[Saved entries]

--- START ---

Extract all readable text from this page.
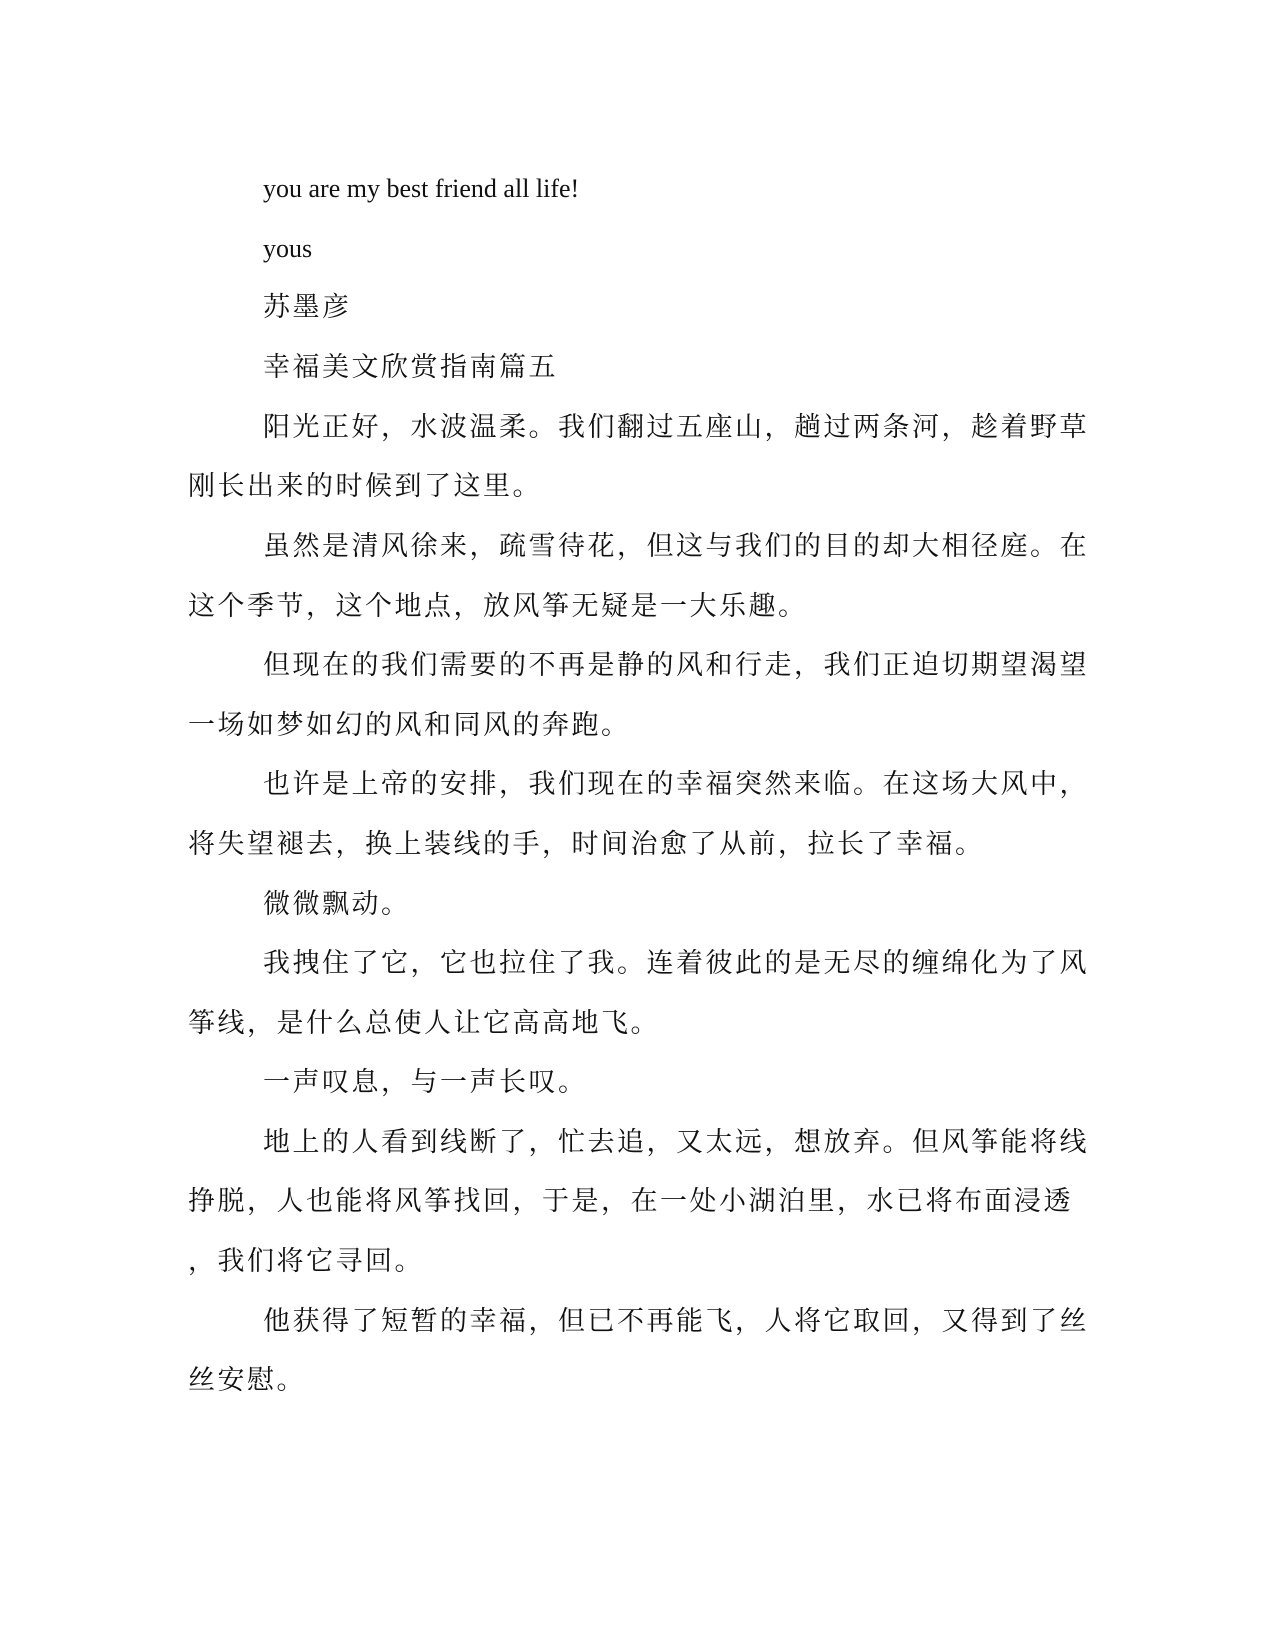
you are my best friend all life!
yous
苏墨彦
幸福美文欣赏指南篇五
阳光正好，水波温柔。我们翻过五座山，趟过两条河，趁着野草
刚长出来的时候到了这里。
虽然是清风徐来，疏雪待花，但这与我们的目的却大相径庭。在
这个季节，这个地点，放风筝无疑是一大乐趣。
但现在的我们需要的不再是静的风和行走，我们正迫切期望渴望
一场如梦如幻的风和同风的奔跑。
也许是上帝的安排，我们现在的幸福突然来临。在这场大风中，
将失望褪去，换上装线的手，时间治愈了从前，拉长了幸福。
微微飘动。
我拽住了它，它也拉住了我。连着彼此的是无尽的缠绵化为了风
筝线，是什么总使人让它高高地飞。
一声叹息，与一声长叹。
地上的人看到线断了，忙去追，又太远，想放弃。但风筝能将线
挣脱，人也能将风筝找回，于是，在一处小湖泊里，水已将布面浸透
，我们将它寻回。
他获得了短暂的幸福，但已不再能飞，人将它取回，又得到了丝
丝安慰。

--- END ---

[Instruction] Quote the entries in full. Any image among them is to be omitted from the copy.

[Response to this task]
Extract all readable text from this page.
you are my best friend all life!
yous
苏墨彦
幸福美文欣赏指南篇五
阳光正好，水波温柔。我们翻过五座山，趟过两条河，趁着野草
刚长出来的时候到了这里。
虽然是清风徐来，疏雪待花，但这与我们的目的却大相径庭。在
这个季节，这个地点，放风筝无疑是一大乐趣。
但现在的我们需要的不再是静的风和行走，我们正迫切期望渴望
一场如梦如幻的风和同风的奔跑。
也许是上帝的安排，我们现在的幸福突然来临。在这场大风中，
将失望褪去，换上装线的手，时间治愈了从前，拉长了幸福。
微微飘动。
我拽住了它，它也拉住了我。连着彼此的是无尽的缠绵化为了风
筝线，是什么总使人让它高高地飞。
一声叹息，与一声长叹。
地上的人看到线断了，忙去追，又太远，想放弃。但风筝能将线
挣脱，人也能将风筝找回，于是，在一处小湖泊里，水已将布面浸透
，我们将它寻回。
他获得了短暂的幸福，但已不再能飞，人将它取回，又得到了丝
丝安慰。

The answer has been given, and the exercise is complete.